R-1グランプリ一回戦のオペレーターをすることになった。

頼んできたのは養成所の同期でワタナベエンターテインメント所属の『時計じかけの水谷』である。

オペレーターというのは、音響を使うネタの音響要員だ。
コントとかでよくあるドアのガチャという音や銃声の音なども、裏ではオペレーターがタイミングよく音を流している。

ライブなどでは専用の音響さんがいることが多いが、賞レースでは自分でオペレーターを用意しなくてはいけないのだ。

折角一年かけて仕上げたネタも、音響のタイミングをミスれば大変なことになってしまう。
故に賞レースの予選では、主催側で用意してミスった時に責任を取れないため自分で用意するシステムになっているのだろう。

そんな責任重大なオペレーターがポンコツの俺なんかで大丈夫か不安である。

水谷に「難しいのは無理やで」と言ったところ、「最初音源流してそのまま流しっぱでいい」と言われたのでとりあえずは一安心だ。

今年のR-1は久しぶりに芸歴制限が撤廃されて、とてもレベルが高くなっている。
一回戦の合格率は全体の1割にも満たないという狭き門だ。

水谷も前日からかなり不安だったようで、「どうせ落ちる」「もう死ぬ」「死ぬならみんな道連れにする」「俺の子供産めや」とかなりナーバスになっていた。

水谷は出番が早かったので9時半頃に渋谷に集合した。
ちゃんと遅刻することなく向かうと
「芸人は朝起きれないやつしかいないから終わったと思ったよ。えらいぞ。」
と褒められた。

普通のことをするだけで褒められる職業でよかった。

シダックスカルチャーホールに入ると、水谷がエントリー費を徴収されていた。
M-1はコンビで2000円だが、R-1は1人なのに同じく2000円らしい。
ちょっとかわいそうである。

しばらく楽屋にいるとオペレーターだけ呼び出され、機材の説明を受けた。
うっすら聞こえるくらいで流してほしいと言われたので、BGMと書いてあるところにメモリを合わせることにした。

データ抜粋.

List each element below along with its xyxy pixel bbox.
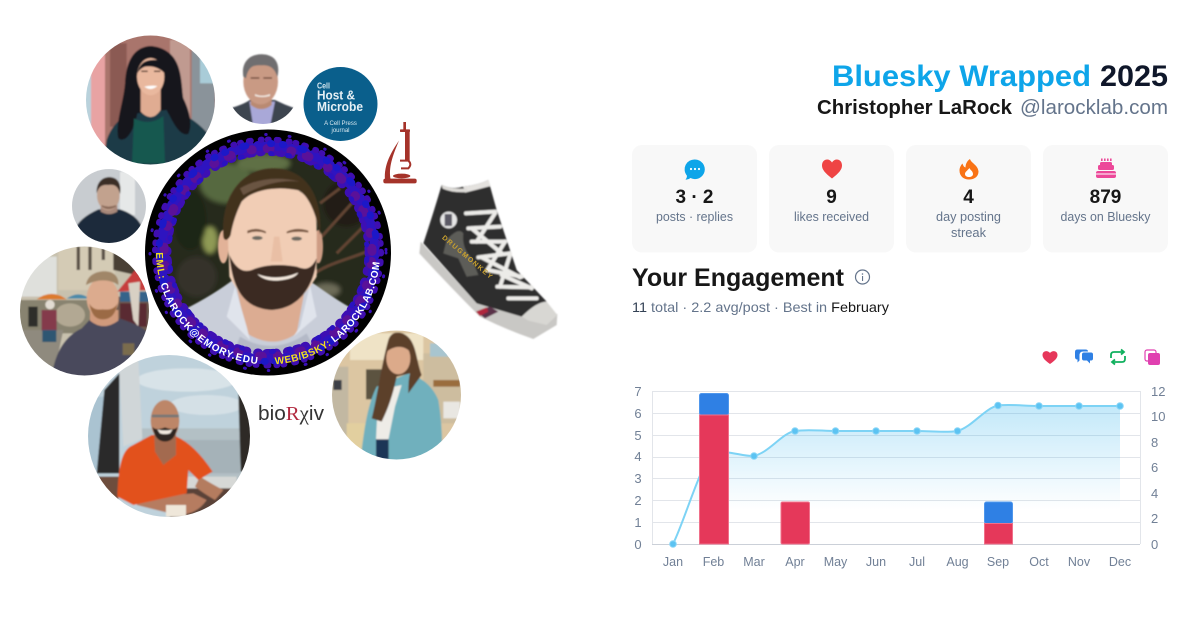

課題一覧.
[A] 提示文の「水谷に「難しいのは無理やで」」から「水谷は出番が早かったので9時半頃に渋谷に集合した。」までの部分を、「渋谷」を「新宿」に変えて書き直してください。
[B] 次の(i)〜(iii)の記述がそれぞれ提示文の内容と合っているかどうかを、はいかいいえで答えてください。判断の決め手となった提示文の言葉もそのまま引用してください。
(i) R-1のエントリー費は、1人で出場しても2000円である。
(ii) 賞レースでは、主催側が専用の音響さんを用意してくれる。
(iii) 水谷は出番が遅かった。
提示文に書かれていることだけを根拠にして答えてください。

解答例.
[A]
水谷に「難しいのは無理やで」と言ったところ、「最初音源流してそのまま流しっぱでいい」と言われたのでとりあえずは一安心だ。

今年のR-1は久しぶりに芸歴制限が撤廃されて、とてもレベルが高くなっている。
一回戦の合格率は全体の1割にも満たないという狭き門だ。

水谷も前日からかなり不安だったようで、「どうせ落ちる」「もう死ぬ」「死ぬならみんな道連れにする」「俺の子供産めや」とかなりナーバスになっていた。

水谷は出番が早かったので9時半頃に新宿に集合した。

[B]
(i) はい。「R-1は1人なのに同じく2000円らしい」と書かれています。
(ii) いいえ。「賞レースでは自分でオペレーターを用意しなくてはいけないのだ」と書かれています。
(iii) いいえ。「水谷は出番が早かったので」と書かれています。